Can you retype every record below exactly as written?

[Recorded data]
══════════

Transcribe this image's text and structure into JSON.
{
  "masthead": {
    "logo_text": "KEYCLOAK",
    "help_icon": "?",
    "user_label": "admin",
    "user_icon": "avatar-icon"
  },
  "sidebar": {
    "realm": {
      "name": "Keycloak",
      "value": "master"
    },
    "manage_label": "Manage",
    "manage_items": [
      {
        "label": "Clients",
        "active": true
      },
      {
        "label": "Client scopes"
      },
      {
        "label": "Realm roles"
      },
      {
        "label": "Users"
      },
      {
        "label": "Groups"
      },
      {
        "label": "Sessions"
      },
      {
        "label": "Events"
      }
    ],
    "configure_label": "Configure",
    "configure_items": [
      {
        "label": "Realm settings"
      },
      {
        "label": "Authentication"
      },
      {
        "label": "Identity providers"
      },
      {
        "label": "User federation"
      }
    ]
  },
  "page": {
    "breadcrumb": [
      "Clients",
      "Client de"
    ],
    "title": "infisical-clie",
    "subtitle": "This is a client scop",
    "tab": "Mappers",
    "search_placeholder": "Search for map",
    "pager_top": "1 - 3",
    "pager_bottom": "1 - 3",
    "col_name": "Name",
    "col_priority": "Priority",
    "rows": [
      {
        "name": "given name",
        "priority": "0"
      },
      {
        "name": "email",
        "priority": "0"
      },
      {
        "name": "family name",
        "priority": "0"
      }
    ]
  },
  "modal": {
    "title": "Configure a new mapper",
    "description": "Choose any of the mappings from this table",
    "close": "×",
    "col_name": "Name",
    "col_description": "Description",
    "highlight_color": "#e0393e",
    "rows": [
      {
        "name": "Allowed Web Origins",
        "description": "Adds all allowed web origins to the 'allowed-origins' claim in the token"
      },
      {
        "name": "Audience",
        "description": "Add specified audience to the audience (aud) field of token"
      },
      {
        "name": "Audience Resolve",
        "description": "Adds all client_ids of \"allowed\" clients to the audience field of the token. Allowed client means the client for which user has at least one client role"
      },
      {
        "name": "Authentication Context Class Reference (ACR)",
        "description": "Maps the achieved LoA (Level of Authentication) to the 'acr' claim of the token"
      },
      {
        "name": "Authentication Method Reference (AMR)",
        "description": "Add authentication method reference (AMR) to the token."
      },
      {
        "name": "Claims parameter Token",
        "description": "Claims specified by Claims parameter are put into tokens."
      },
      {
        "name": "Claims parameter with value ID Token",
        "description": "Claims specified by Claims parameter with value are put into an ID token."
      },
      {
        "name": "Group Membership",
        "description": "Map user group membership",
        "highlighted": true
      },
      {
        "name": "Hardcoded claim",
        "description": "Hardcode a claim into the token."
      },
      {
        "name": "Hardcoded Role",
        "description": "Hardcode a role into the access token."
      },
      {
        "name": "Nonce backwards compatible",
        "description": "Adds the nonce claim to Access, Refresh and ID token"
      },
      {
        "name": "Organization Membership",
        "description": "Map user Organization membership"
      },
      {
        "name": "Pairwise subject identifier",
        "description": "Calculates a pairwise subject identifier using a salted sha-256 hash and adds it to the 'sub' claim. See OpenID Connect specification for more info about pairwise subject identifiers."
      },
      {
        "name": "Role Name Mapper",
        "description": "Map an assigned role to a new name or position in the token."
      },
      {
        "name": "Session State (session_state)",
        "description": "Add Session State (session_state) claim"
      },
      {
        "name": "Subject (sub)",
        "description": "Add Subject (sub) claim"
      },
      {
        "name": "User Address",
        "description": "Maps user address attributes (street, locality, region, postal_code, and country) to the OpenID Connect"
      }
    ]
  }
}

══════════

Response to the exercise ▸
Transcribe this image's text and structure into JSON.
{
  "masthead": {
    "logo_text": "KEYCLOAK",
    "help_icon": "?",
    "user_label": "admin",
    "user_icon": "avatar-icon"
  },
  "sidebar": {
    "realm": {
      "name": "Keycloak",
      "value": "master"
    },
    "manage_label": "Manage",
    "manage_items": [
      {
        "label": "Clients",
        "active": true
      },
      {
        "label": "Client scopes"
      },
      {
        "label": "Realm roles"
      },
      {
        "label": "Users"
      },
      {
        "label": "Groups"
      },
      {
        "label": "Sessions"
      },
      {
        "label": "Events"
      }
    ],
    "configure_label": "Configure",
    "configure_items": [
      {
        "label": "Realm settings"
      },
      {
        "label": "Authentication"
      },
      {
        "label": "Identity providers"
      },
      {
        "label": "User federation"
      }
    ]
  },
  "page": {
    "breadcrumb": [
      "Clients",
      "Client de"
    ],
    "title": "infisical-clie",
    "subtitle": "This is a client scop",
    "tab": "Mappers",
    "search_placeholder": "Search for map",
    "pager_top": "1 - 3",
    "pager_bottom": "1 - 3",
    "col_name": "Name",
    "col_priority": "Priority",
    "rows": [
      {
        "name": "given name",
        "priority": "0"
      },
      {
        "name": "email",
        "priority": "0"
      },
      {
        "name": "family name",
        "priority": "0"
      }
    ]
  },
  "modal": {
    "title": "Configure a new mapper",
    "description": "Choose any of the mappings from this table",
    "close": "×",
    "col_name": "Name",
    "col_description": "Description",
    "highlight_color": "#e0393e",
    "rows": [
      {
        "name": "Allowed Web Origins",
        "description": "Adds all allowed web origins to the 'allowed-origins' claim in the token"
      },
      {
        "name": "Audience",
        "description": "Add specified audience to the audience (aud) field of token"
      },
      {
        "name": "Audience Resolve",
        "description": "Adds all client_ids of \"allowed\" clients to the audience field of the token. Allowed client means the client for which user has at least one client role"
      },
      {
        "name": "Authentication Context Class Reference (ACR)",
        "description": "Maps the achieved LoA (Level of Authentication) to the 'acr' claim of the token"
      },
      {
        "name": "Authentication Method Reference (AMR)",
        "description": "Add authentication method reference (AMR) to the token."
      },
      {
        "name": "Claims parameter Token",
        "description": "Claims specified by Claims parameter are put into tokens."
      },
      {
        "name": "Claims parameter with value ID Token",
        "description": "Claims specified by Claims parameter with value are put into an ID token."
      },
      {
        "name": "Group Membership",
        "description": "Map user group membership",
        "highlighted": true
      },
      {
        "name": "Hardcoded claim",
        "description": "Hardcode a claim into the token."
      },
      {
        "name": "Hardcoded Role",
        "description": "Hardcode a role into the access token."
      },
      {
        "name": "Nonce backwards compatible",
        "description": "Adds the nonce claim to Access, Refresh and ID token"
      },
      {
        "name": "Organization Membership",
        "description": "Map user Organization membership"
      },
      {
        "name": "Pairwise subject identifier",
        "description": "Calculates a pairwise subject identifier using a salted sha-256 hash and adds it to the 'sub' claim. See OpenID Connect specification for more info about pairwise subject identifiers."
      },
      {
        "name": "Role Name Mapper",
        "description": "Map an assigned role to a new name or position in the token."
      },
      {
        "name": "Session State (session_state)",
        "description": "Add Session State (session_state) claim"
      },
      {
        "name": "Subject (sub)",
        "description": "Add Subject (sub) claim"
      },
      {
        "name": "User Address",
        "description": "Maps user address attributes (street, locality, region, postal_code, and country) to the OpenID Connect"
      }
    ]
  }
}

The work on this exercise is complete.